Given task » Copy out the entries word for word, starting at the very first line and ending at the line that contains "The reflection mirror 142 is at (533, 743).".

Material for this exercise »
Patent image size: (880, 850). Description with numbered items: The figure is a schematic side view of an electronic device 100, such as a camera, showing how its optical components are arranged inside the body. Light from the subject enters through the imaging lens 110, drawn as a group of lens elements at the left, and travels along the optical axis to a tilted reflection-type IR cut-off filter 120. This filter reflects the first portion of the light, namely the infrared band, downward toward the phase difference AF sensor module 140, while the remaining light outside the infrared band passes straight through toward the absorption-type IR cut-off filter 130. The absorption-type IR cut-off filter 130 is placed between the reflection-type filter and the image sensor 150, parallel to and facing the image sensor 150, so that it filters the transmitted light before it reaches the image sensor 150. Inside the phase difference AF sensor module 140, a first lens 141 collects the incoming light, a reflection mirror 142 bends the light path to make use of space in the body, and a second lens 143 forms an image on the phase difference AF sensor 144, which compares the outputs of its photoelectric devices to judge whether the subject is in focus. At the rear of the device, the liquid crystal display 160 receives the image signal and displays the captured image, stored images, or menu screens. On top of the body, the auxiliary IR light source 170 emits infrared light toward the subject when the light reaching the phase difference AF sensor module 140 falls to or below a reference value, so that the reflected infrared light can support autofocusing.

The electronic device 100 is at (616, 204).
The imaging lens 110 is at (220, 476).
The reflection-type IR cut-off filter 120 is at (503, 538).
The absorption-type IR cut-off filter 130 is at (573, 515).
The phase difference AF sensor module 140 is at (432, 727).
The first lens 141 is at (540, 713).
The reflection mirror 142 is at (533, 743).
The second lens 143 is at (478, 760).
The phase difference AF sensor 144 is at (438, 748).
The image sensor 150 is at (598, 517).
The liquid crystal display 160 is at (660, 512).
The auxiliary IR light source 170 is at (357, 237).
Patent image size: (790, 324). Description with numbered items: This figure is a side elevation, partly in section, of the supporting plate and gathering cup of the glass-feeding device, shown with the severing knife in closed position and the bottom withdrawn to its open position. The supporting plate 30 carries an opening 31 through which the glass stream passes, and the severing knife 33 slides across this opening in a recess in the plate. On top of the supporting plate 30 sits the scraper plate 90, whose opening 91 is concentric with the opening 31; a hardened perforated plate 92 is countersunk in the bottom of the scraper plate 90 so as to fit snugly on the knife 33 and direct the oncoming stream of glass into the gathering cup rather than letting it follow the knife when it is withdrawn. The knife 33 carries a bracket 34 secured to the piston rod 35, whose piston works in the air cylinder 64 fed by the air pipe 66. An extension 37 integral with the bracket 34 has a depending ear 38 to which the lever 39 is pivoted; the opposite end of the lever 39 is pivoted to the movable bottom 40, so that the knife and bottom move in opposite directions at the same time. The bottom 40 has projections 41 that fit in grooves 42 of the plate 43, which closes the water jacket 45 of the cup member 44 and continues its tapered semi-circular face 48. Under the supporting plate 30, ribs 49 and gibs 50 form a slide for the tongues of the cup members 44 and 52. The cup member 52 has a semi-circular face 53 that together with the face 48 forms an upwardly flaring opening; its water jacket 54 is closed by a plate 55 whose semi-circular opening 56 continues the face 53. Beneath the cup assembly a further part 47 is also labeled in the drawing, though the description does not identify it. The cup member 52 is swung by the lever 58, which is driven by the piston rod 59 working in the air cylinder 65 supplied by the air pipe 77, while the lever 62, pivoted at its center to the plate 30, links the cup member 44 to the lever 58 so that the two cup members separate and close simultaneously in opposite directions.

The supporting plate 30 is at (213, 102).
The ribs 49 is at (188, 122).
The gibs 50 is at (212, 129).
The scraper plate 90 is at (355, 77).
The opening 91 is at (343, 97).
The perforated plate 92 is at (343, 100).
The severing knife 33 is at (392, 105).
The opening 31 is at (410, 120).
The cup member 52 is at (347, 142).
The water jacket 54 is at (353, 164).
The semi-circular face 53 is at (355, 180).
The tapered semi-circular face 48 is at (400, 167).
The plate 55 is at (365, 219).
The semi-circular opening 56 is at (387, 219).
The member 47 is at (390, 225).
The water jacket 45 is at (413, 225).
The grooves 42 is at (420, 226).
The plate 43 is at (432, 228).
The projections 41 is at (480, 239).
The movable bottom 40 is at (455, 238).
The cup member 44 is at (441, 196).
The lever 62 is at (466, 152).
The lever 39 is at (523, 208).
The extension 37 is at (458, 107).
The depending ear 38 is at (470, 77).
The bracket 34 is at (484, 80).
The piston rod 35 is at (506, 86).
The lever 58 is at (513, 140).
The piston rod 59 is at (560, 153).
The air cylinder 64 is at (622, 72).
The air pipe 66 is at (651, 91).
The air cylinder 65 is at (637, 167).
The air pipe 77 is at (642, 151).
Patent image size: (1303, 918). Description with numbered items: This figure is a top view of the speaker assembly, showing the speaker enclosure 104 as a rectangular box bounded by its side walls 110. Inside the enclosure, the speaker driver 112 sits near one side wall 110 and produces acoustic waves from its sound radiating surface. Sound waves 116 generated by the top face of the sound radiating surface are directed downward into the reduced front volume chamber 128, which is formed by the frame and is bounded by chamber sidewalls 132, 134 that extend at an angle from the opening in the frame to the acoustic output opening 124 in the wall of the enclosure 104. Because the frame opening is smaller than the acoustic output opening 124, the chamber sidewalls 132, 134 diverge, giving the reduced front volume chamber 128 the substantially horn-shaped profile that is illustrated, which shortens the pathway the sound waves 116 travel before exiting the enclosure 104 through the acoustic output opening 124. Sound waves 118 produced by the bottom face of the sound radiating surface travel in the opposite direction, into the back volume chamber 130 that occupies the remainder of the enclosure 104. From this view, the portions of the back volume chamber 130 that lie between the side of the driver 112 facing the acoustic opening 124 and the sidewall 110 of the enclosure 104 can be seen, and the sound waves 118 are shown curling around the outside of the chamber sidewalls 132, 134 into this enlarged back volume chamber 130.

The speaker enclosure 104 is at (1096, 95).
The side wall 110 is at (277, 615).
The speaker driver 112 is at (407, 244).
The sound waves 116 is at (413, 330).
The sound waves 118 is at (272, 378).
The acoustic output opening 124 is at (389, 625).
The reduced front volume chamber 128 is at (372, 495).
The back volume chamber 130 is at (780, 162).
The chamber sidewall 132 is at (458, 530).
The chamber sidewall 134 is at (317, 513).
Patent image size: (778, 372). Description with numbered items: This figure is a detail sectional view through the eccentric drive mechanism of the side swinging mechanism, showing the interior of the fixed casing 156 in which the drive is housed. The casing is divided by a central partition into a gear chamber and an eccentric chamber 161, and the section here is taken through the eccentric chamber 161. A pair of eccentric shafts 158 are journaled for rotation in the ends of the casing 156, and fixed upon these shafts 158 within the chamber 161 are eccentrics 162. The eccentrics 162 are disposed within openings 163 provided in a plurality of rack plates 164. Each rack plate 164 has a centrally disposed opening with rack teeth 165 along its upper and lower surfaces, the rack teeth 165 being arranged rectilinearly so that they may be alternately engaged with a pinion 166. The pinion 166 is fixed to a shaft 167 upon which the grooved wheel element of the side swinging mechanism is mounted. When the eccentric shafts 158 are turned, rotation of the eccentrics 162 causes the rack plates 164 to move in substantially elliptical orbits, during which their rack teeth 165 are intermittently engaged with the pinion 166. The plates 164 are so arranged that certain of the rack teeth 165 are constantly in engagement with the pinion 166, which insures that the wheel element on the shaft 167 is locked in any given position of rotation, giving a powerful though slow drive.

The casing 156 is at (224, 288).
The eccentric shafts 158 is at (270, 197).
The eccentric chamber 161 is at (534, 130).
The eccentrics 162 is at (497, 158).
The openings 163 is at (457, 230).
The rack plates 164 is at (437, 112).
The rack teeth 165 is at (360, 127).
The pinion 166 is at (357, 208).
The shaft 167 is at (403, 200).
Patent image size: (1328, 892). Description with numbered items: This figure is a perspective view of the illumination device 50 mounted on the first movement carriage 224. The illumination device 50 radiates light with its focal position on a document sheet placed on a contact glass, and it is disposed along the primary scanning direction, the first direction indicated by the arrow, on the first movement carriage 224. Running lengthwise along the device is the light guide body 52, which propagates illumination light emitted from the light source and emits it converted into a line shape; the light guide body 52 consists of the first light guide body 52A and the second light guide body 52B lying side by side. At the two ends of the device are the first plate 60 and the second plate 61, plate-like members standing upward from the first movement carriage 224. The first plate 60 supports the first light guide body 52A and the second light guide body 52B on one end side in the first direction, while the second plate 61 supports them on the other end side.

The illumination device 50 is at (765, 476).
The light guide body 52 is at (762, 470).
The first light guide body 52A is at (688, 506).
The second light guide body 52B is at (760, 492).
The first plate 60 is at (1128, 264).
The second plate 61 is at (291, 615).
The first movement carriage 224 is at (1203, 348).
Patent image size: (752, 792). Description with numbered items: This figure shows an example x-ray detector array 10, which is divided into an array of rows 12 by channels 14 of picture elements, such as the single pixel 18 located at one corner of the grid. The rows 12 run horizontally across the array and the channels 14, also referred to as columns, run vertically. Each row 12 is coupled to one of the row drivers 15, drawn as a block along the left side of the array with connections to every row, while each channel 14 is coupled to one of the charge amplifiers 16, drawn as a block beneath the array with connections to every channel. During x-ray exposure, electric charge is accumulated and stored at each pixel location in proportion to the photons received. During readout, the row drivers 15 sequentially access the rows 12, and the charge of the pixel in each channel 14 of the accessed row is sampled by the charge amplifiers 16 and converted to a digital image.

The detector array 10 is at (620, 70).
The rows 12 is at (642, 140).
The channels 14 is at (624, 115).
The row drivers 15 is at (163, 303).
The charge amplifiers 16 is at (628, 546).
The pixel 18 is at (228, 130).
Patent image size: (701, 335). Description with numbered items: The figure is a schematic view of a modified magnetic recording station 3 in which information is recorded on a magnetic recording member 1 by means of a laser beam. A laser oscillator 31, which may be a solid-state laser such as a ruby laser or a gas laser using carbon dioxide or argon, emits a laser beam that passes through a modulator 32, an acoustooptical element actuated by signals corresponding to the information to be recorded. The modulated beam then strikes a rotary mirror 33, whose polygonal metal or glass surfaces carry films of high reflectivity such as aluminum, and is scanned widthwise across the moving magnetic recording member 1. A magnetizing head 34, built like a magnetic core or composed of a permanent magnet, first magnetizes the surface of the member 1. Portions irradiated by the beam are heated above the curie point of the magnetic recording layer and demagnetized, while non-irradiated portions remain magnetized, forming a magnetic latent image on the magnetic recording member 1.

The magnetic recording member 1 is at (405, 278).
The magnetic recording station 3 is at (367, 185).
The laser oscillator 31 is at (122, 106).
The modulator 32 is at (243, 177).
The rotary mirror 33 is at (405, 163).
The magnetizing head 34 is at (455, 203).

The result »
Patent image size: (880, 850). Description with numbered items: The figure is a schematic side view of an electronic device 100, such as a camera, showing how its optical components are arranged inside the body. Light from the subject enters through the imaging lens 110, drawn as a group of lens elements at the left, and travels along the optical axis to a tilted reflection-type IR cut-off filter 120. This filter reflects the first portion of the light, namely the infrared band, downward toward the phase difference AF sensor module 140, while the remaining light outside the infrared band passes straight through toward the absorption-type IR cut-off filter 130. The absorption-type IR cut-off filter 130 is placed between the reflection-type filter and the image sensor 150, parallel to and facing the image sensor 150, so that it filters the transmitted light before it reaches the image sensor 150. Inside the phase difference AF sensor module 140, a first lens 141 collects the incoming light, a reflection mirror 142 bends the light path to make use of space in the body, and a second lens 143 forms an image on the phase difference AF sensor 144, which compares the outputs of its photoelectric devices to judge whether the subject is in focus. At the rear of the device, the liquid crystal display 160 receives the image signal and displays the captured image, stored images, or menu screens. On top of the body, the auxiliary IR light source 170 emits infrared light toward the subject when the light reaching the phase difference AF sensor module 140 falls to or below a reference value, so that the reflected infrared light can support autofocusing.

The electronic device 100 is at (616, 204).
The imaging lens 110 is at (220, 476).
The reflection-type IR cut-off filter 120 is at (503, 538).
The absorption-type IR cut-off filter 130 is at (573, 515).
The phase difference AF sensor module 140 is at (432, 727).
The first lens 141 is at (540, 713).
The reflection mirror 142 is at (533, 743).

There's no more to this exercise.